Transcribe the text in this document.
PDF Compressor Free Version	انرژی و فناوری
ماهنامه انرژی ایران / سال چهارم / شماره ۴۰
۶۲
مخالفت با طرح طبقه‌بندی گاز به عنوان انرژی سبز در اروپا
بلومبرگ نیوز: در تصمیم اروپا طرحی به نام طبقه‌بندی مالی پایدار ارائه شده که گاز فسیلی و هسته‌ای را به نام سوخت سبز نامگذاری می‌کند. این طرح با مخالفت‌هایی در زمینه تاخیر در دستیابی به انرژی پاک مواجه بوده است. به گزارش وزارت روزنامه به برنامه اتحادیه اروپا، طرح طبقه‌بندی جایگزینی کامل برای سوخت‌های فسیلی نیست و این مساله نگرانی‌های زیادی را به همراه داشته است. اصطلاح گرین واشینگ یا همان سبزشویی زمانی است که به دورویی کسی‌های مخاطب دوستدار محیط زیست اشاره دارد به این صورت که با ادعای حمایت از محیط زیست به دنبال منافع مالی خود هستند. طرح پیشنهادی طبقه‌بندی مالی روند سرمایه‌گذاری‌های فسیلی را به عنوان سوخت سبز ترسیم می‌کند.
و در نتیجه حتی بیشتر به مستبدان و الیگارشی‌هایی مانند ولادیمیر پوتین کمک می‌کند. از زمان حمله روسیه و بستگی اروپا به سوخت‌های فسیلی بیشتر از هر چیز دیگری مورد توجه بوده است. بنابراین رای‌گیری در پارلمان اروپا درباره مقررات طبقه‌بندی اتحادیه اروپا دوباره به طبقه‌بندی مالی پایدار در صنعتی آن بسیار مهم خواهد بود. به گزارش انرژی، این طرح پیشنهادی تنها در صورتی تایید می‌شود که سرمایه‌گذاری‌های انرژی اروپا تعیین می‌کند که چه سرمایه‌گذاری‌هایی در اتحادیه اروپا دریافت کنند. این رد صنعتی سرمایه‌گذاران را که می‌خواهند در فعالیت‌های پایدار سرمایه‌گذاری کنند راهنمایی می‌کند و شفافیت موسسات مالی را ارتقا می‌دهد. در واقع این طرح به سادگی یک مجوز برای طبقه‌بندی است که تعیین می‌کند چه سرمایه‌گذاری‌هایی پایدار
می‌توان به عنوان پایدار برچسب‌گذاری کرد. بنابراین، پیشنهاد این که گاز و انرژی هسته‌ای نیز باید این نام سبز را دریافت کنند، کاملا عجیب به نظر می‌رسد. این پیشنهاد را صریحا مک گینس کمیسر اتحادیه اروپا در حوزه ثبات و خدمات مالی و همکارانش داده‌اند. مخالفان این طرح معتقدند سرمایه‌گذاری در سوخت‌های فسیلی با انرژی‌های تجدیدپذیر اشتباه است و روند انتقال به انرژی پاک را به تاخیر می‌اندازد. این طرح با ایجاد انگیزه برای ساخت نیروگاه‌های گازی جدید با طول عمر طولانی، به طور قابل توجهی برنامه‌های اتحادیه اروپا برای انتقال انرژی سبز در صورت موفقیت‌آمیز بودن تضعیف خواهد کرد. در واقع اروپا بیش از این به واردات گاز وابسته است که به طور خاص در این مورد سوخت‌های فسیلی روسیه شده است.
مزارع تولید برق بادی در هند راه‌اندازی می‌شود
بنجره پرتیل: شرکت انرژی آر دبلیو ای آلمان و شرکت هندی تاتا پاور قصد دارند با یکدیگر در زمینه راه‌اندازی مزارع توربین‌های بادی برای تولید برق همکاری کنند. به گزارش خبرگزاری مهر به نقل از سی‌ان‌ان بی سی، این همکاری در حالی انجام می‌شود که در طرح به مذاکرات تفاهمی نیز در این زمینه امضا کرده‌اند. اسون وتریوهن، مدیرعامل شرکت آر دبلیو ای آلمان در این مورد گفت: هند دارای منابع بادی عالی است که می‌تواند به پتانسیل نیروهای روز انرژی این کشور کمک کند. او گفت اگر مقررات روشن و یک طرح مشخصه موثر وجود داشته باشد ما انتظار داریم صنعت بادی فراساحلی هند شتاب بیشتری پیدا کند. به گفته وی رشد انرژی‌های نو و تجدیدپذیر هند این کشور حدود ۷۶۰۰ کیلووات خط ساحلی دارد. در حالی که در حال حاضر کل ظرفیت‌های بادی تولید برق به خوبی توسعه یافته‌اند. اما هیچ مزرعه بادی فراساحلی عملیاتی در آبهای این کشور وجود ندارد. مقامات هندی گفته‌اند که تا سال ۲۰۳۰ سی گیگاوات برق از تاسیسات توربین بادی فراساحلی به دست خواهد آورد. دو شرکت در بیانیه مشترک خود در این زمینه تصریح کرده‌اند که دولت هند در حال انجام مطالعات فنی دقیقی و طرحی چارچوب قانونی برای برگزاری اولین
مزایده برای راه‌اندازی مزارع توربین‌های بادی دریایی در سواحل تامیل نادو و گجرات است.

------------------------------------------------

• TASK REQUIREMENTS
Track down every line with the word "مخالفت" and copy it.

• WORKED ANSWER
مخالفت با طرح طبقه‌بندی گاز به عنوان انرژی سبز در اروپا
بلومبرگ نیوز: در تصمیم اروپا طرحی به نام طبقه‌بندی مالی پایدار ارائه شده که گاز فسیلی و هسته‌ای را به نام سوخت سبز نامگذاری می‌کند. این طرح با مخالفت‌هایی در زمینه تاخیر در دستیابی به انرژی پاک مواجه بوده است. به گزارش وزارت روزنامه به برنامه اتحادیه اروپا، طرح طبقه‌بندی جایگزینی کامل برای سوخت‌های فسیلی نیست و این مساله نگرانی‌های زیادی را به همراه داشته است. اصطلاح گرین واشینگ یا همان سبزشویی زمانی است که به دورویی کسی‌های مخاطب دوستدار محیط زیست اشاره دارد به این صورت که با ادعای حمایت از محیط زیست به دنبال منافع مالی خود هستند. طرح پیشنهادی طبقه‌بندی مالی روند سرمایه‌گذاری‌های فسیلی را به عنوان سوخت سبز ترسیم می‌کند.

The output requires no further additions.